[Structured figure records]
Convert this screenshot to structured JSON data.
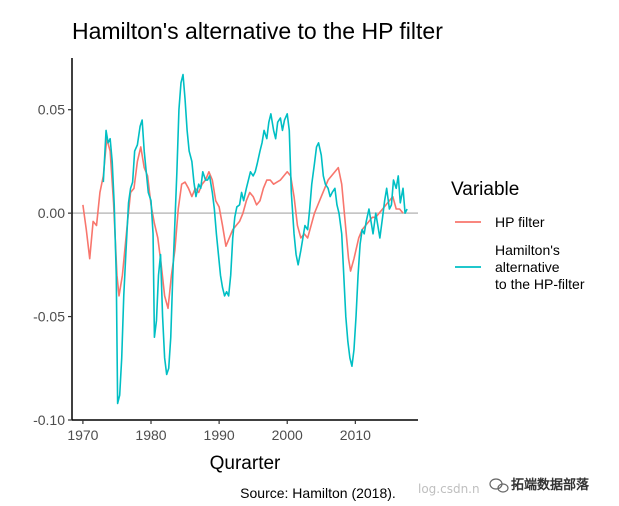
{
  "chart_data": {
    "type": "line",
    "title": "Hamilton's alternative to the HP filter",
    "xlabel": "Qurarter",
    "ylabel": "",
    "caption": "Source: Hamilton (2018).",
    "xlim": [
      1968.4,
      2019.2
    ],
    "ylim": [
      -0.1,
      0.075
    ],
    "x_ticks": [
      1970,
      1980,
      1990,
      2000,
      2010
    ],
    "x_tick_labels": [
      "1970",
      "1980",
      "1990",
      "2000",
      "2010"
    ],
    "y_ticks": [
      -0.1,
      -0.05,
      0.0,
      0.05
    ],
    "y_tick_labels": [
      "-0.10",
      "-0.05",
      "0.00",
      "0.05"
    ],
    "zero_line": true,
    "grid": false,
    "legend": {
      "title": "Variable",
      "position": "right",
      "entries": [
        {
          "lines": [
            "HP filter"
          ],
          "color": "#F8766D"
        },
        {
          "lines": [
            "Hamilton's",
            "alternative",
            "to the HP-filter"
          ],
          "color": "#00BFC4"
        }
      ]
    },
    "series": [
      {
        "name": "HP filter",
        "color": "#F8766D",
        "points": [
          [
            1970.0,
            0.004
          ],
          [
            1970.5,
            -0.008
          ],
          [
            1971.0,
            -0.022
          ],
          [
            1971.5,
            -0.004
          ],
          [
            1972.0,
            -0.006
          ],
          [
            1972.5,
            0.01
          ],
          [
            1973.0,
            0.018
          ],
          [
            1973.5,
            0.036
          ],
          [
            1974.0,
            0.03
          ],
          [
            1974.5,
            0.005
          ],
          [
            1975.0,
            -0.03
          ],
          [
            1975.3,
            -0.04
          ],
          [
            1975.8,
            -0.03
          ],
          [
            1976.5,
            -0.006
          ],
          [
            1977.0,
            0.01
          ],
          [
            1977.5,
            0.012
          ],
          [
            1978.0,
            0.025
          ],
          [
            1978.5,
            0.032
          ],
          [
            1979.0,
            0.022
          ],
          [
            1979.5,
            0.018
          ],
          [
            1980.0,
            0.004
          ],
          [
            1980.5,
            -0.005
          ],
          [
            1981.0,
            -0.012
          ],
          [
            1981.5,
            -0.025
          ],
          [
            1982.0,
            -0.04
          ],
          [
            1982.5,
            -0.046
          ],
          [
            1983.0,
            -0.03
          ],
          [
            1983.5,
            -0.018
          ],
          [
            1984.0,
            0.002
          ],
          [
            1984.5,
            0.014
          ],
          [
            1985.0,
            0.015
          ],
          [
            1985.5,
            0.012
          ],
          [
            1986.0,
            0.008
          ],
          [
            1986.5,
            0.012
          ],
          [
            1987.0,
            0.01
          ],
          [
            1987.5,
            0.014
          ],
          [
            1988.0,
            0.016
          ],
          [
            1988.5,
            0.02
          ],
          [
            1989.0,
            0.016
          ],
          [
            1989.5,
            0.006
          ],
          [
            1990.0,
            0.003
          ],
          [
            1990.5,
            -0.006
          ],
          [
            1991.0,
            -0.016
          ],
          [
            1991.5,
            -0.012
          ],
          [
            1992.0,
            -0.008
          ],
          [
            1992.5,
            -0.006
          ],
          [
            1993.0,
            -0.004
          ],
          [
            1993.5,
            0.0
          ],
          [
            1994.0,
            0.006
          ],
          [
            1994.5,
            0.01
          ],
          [
            1995.0,
            0.008
          ],
          [
            1995.5,
            0.004
          ],
          [
            1996.0,
            0.006
          ],
          [
            1996.5,
            0.012
          ],
          [
            1997.0,
            0.016
          ],
          [
            1997.5,
            0.016
          ],
          [
            1998.0,
            0.014
          ],
          [
            1998.5,
            0.015
          ],
          [
            1999.0,
            0.016
          ],
          [
            1999.5,
            0.018
          ],
          [
            2000.0,
            0.02
          ],
          [
            2000.5,
            0.018
          ],
          [
            2001.0,
            0.008
          ],
          [
            2001.5,
            -0.006
          ],
          [
            2002.0,
            -0.012
          ],
          [
            2002.5,
            -0.01
          ],
          [
            2003.0,
            -0.012
          ],
          [
            2003.5,
            -0.006
          ],
          [
            2004.0,
            0.0
          ],
          [
            2004.5,
            0.004
          ],
          [
            2005.0,
            0.008
          ],
          [
            2005.5,
            0.012
          ],
          [
            2006.0,
            0.016
          ],
          [
            2006.5,
            0.018
          ],
          [
            2007.0,
            0.02
          ],
          [
            2007.5,
            0.022
          ],
          [
            2008.0,
            0.014
          ],
          [
            2008.5,
            -0.004
          ],
          [
            2009.0,
            -0.022
          ],
          [
            2009.3,
            -0.028
          ],
          [
            2009.8,
            -0.022
          ],
          [
            2010.5,
            -0.012
          ],
          [
            2011.0,
            -0.008
          ],
          [
            2011.5,
            -0.006
          ],
          [
            2012.0,
            -0.004
          ],
          [
            2012.5,
            -0.002
          ],
          [
            2013.0,
            -0.002
          ],
          [
            2013.5,
            0.0
          ],
          [
            2014.0,
            0.002
          ],
          [
            2014.5,
            0.004
          ],
          [
            2015.0,
            0.006
          ],
          [
            2015.5,
            0.008
          ],
          [
            2016.0,
            0.002
          ],
          [
            2016.5,
            0.002
          ],
          [
            2017.0,
            0.0
          ]
        ]
      },
      {
        "name": "Hamilton's alternative to the HP-filter",
        "color": "#00BFC4",
        "points": [
          [
            1973.0,
            0.015
          ],
          [
            1973.4,
            0.04
          ],
          [
            1973.7,
            0.034
          ],
          [
            1974.0,
            0.036
          ],
          [
            1974.3,
            0.025
          ],
          [
            1974.6,
            0.004
          ],
          [
            1974.9,
            -0.03
          ],
          [
            1975.1,
            -0.092
          ],
          [
            1975.4,
            -0.088
          ],
          [
            1975.7,
            -0.07
          ],
          [
            1976.0,
            -0.04
          ],
          [
            1976.3,
            -0.02
          ],
          [
            1976.7,
            0.005
          ],
          [
            1977.0,
            0.012
          ],
          [
            1977.3,
            0.015
          ],
          [
            1977.6,
            0.03
          ],
          [
            1978.0,
            0.033
          ],
          [
            1978.4,
            0.042
          ],
          [
            1978.7,
            0.045
          ],
          [
            1979.0,
            0.03
          ],
          [
            1979.3,
            0.02
          ],
          [
            1979.6,
            0.01
          ],
          [
            1980.0,
            0.006
          ],
          [
            1980.3,
            -0.01
          ],
          [
            1980.5,
            -0.06
          ],
          [
            1980.8,
            -0.052
          ],
          [
            1981.1,
            -0.03
          ],
          [
            1981.4,
            -0.02
          ],
          [
            1981.7,
            -0.05
          ],
          [
            1982.0,
            -0.07
          ],
          [
            1982.3,
            -0.078
          ],
          [
            1982.6,
            -0.075
          ],
          [
            1982.9,
            -0.06
          ],
          [
            1983.2,
            -0.03
          ],
          [
            1983.5,
            -0.005
          ],
          [
            1983.8,
            0.02
          ],
          [
            1984.1,
            0.05
          ],
          [
            1984.4,
            0.063
          ],
          [
            1984.7,
            0.067
          ],
          [
            1985.0,
            0.055
          ],
          [
            1985.3,
            0.04
          ],
          [
            1985.6,
            0.03
          ],
          [
            1986.0,
            0.025
          ],
          [
            1986.3,
            0.015
          ],
          [
            1986.6,
            0.008
          ],
          [
            1987.0,
            0.014
          ],
          [
            1987.3,
            0.012
          ],
          [
            1987.6,
            0.02
          ],
          [
            1988.0,
            0.016
          ],
          [
            1988.3,
            0.016
          ],
          [
            1988.6,
            0.018
          ],
          [
            1989.0,
            0.01
          ],
          [
            1989.3,
            0.002
          ],
          [
            1989.6,
            -0.01
          ],
          [
            1989.9,
            -0.02
          ],
          [
            1990.2,
            -0.03
          ],
          [
            1990.5,
            -0.036
          ],
          [
            1990.8,
            -0.04
          ],
          [
            1991.1,
            -0.038
          ],
          [
            1991.4,
            -0.04
          ],
          [
            1991.7,
            -0.03
          ],
          [
            1992.0,
            -0.012
          ],
          [
            1992.3,
            -0.002
          ],
          [
            1992.6,
            0.003
          ],
          [
            1993.0,
            0.004
          ],
          [
            1993.3,
            0.01
          ],
          [
            1993.6,
            0.006
          ],
          [
            1994.0,
            0.012
          ],
          [
            1994.3,
            0.016
          ],
          [
            1994.6,
            0.02
          ],
          [
            1995.0,
            0.018
          ],
          [
            1995.3,
            0.02
          ],
          [
            1995.6,
            0.024
          ],
          [
            1996.0,
            0.03
          ],
          [
            1996.3,
            0.034
          ],
          [
            1996.6,
            0.04
          ],
          [
            1997.0,
            0.036
          ],
          [
            1997.3,
            0.044
          ],
          [
            1997.6,
            0.048
          ],
          [
            1998.0,
            0.04
          ],
          [
            1998.3,
            0.036
          ],
          [
            1998.6,
            0.044
          ],
          [
            1999.0,
            0.046
          ],
          [
            1999.3,
            0.04
          ],
          [
            1999.6,
            0.045
          ],
          [
            2000.0,
            0.048
          ],
          [
            2000.3,
            0.04
          ],
          [
            2000.6,
            0.01
          ],
          [
            2001.0,
            -0.01
          ],
          [
            2001.3,
            -0.02
          ],
          [
            2001.6,
            -0.025
          ],
          [
            2002.0,
            -0.018
          ],
          [
            2002.3,
            -0.012
          ],
          [
            2002.6,
            -0.006
          ],
          [
            2003.0,
            -0.008
          ],
          [
            2003.3,
            0.002
          ],
          [
            2003.6,
            0.014
          ],
          [
            2004.0,
            0.024
          ],
          [
            2004.3,
            0.032
          ],
          [
            2004.6,
            0.034
          ],
          [
            2005.0,
            0.028
          ],
          [
            2005.3,
            0.018
          ],
          [
            2005.6,
            0.014
          ],
          [
            2006.0,
            0.012
          ],
          [
            2006.3,
            0.008
          ],
          [
            2006.6,
            0.01
          ],
          [
            2007.0,
            0.012
          ],
          [
            2007.3,
            0.004
          ],
          [
            2007.6,
            0.0
          ],
          [
            2008.0,
            -0.01
          ],
          [
            2008.3,
            -0.03
          ],
          [
            2008.6,
            -0.05
          ],
          [
            2008.9,
            -0.062
          ],
          [
            2009.2,
            -0.07
          ],
          [
            2009.5,
            -0.074
          ],
          [
            2009.8,
            -0.066
          ],
          [
            2010.1,
            -0.05
          ],
          [
            2010.4,
            -0.03
          ],
          [
            2010.7,
            -0.015
          ],
          [
            2011.0,
            -0.008
          ],
          [
            2011.3,
            -0.01
          ],
          [
            2011.6,
            -0.004
          ],
          [
            2012.0,
            0.002
          ],
          [
            2012.3,
            -0.004
          ],
          [
            2012.6,
            -0.01
          ],
          [
            2013.0,
            0.0
          ],
          [
            2013.3,
            -0.006
          ],
          [
            2013.6,
            -0.012
          ],
          [
            2014.0,
            -0.002
          ],
          [
            2014.3,
            0.006
          ],
          [
            2014.6,
            0.012
          ],
          [
            2015.0,
            0.002
          ],
          [
            2015.3,
            0.004
          ],
          [
            2015.6,
            0.016
          ],
          [
            2016.0,
            0.012
          ],
          [
            2016.3,
            0.018
          ],
          [
            2016.6,
            0.005
          ],
          [
            2017.0,
            0.012
          ],
          [
            2017.3,
            0.0
          ],
          [
            2017.6,
            0.002
          ]
        ]
      }
    ]
  },
  "watermark": {
    "faint_text": "log.csdn.n",
    "brand_text": "拓端数据部落"
  }
}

EXERCISE DESCRIPTION — Count the lines in the material above where the string "alternative" appears, then state only that count.

ANSWER TO THIS EXERCISE — 3